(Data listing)
+ + + + + + +

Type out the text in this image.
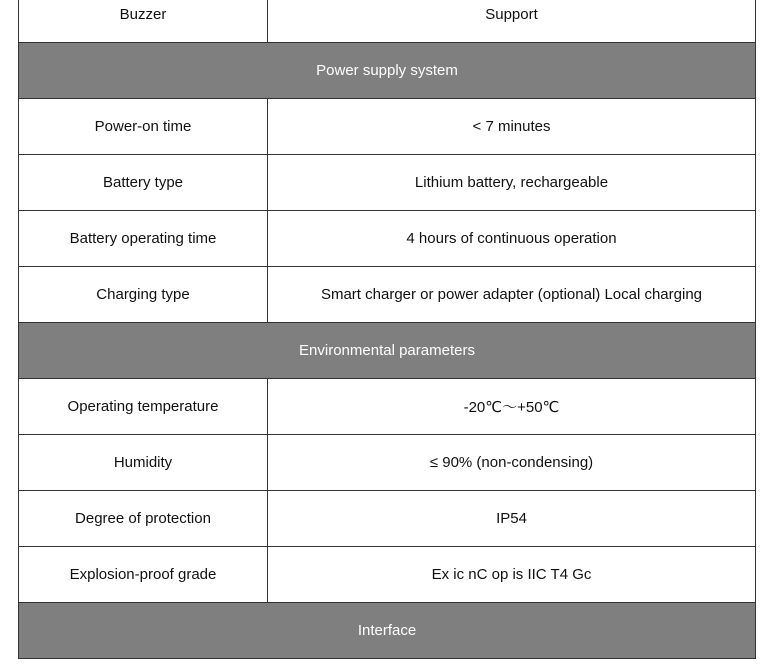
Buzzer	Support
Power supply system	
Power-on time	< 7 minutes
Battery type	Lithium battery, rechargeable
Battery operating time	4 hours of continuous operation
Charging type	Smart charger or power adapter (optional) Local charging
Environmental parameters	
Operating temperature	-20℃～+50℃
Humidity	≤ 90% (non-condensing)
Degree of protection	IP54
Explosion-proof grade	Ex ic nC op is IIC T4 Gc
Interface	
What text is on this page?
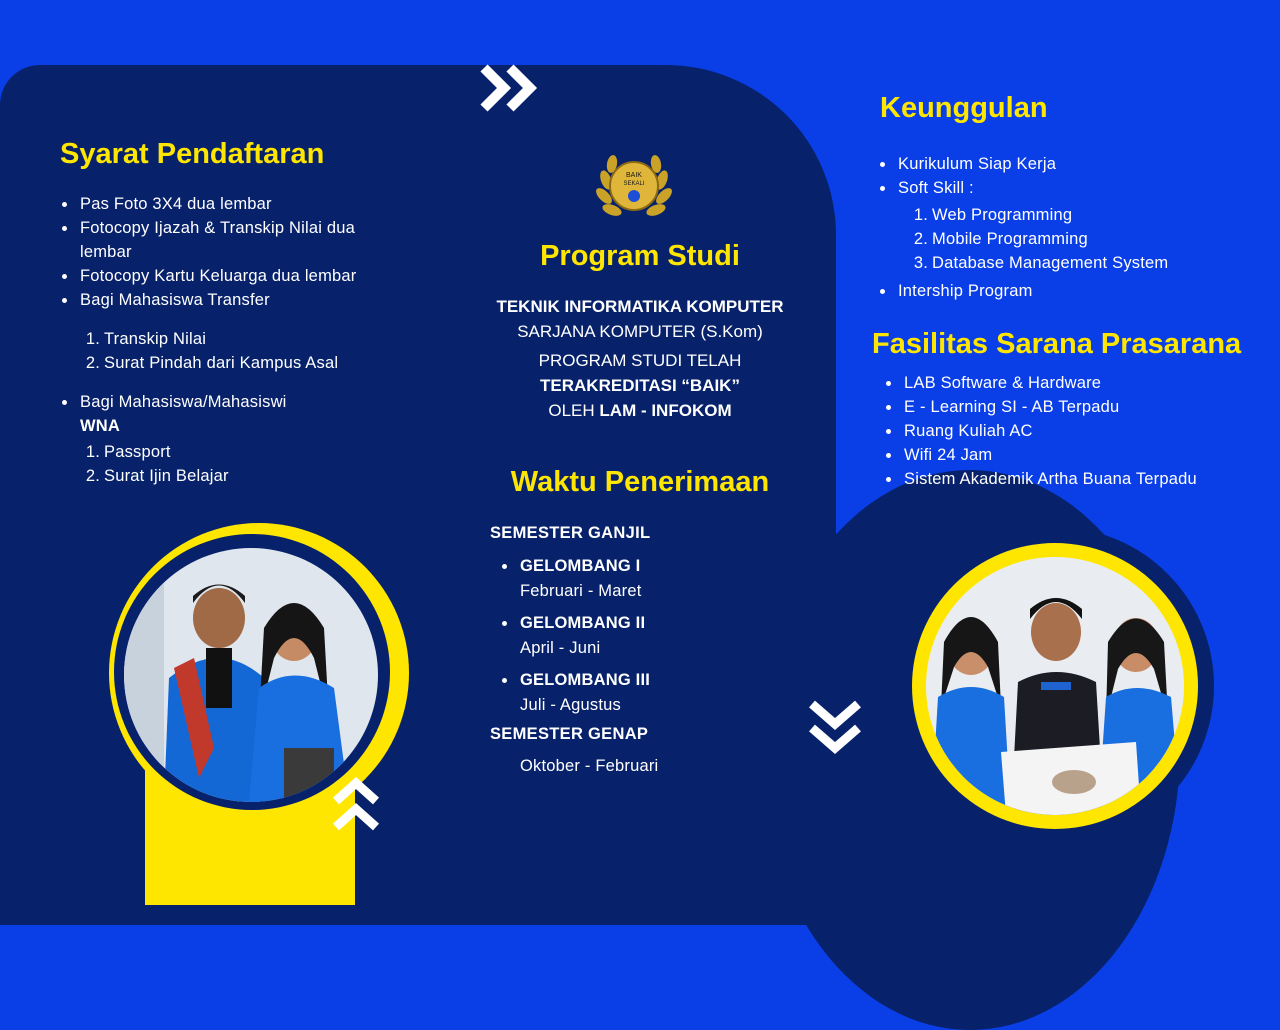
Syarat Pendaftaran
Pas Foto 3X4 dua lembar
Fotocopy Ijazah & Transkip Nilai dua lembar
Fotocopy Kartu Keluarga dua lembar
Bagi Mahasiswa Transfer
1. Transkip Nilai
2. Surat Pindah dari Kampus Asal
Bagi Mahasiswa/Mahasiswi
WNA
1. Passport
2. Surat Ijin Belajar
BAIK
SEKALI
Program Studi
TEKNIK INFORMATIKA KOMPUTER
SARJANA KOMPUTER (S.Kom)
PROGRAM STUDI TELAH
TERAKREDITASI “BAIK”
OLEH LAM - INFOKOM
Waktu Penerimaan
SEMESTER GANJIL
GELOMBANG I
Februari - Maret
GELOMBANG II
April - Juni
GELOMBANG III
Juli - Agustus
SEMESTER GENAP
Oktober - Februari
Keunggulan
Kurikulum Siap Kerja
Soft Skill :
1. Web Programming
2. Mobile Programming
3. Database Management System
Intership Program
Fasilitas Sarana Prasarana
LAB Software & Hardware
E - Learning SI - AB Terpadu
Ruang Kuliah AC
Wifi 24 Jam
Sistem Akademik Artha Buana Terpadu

+ + + + + + +

▶ **DIRECTIONS**: Note each line of the entries that has "Bagi" in it, and copy those lines.

▶ **TASK OUTPUT**:
Bagi Mahasiswa Transfer
Bagi Mahasiswa/Mahasiswi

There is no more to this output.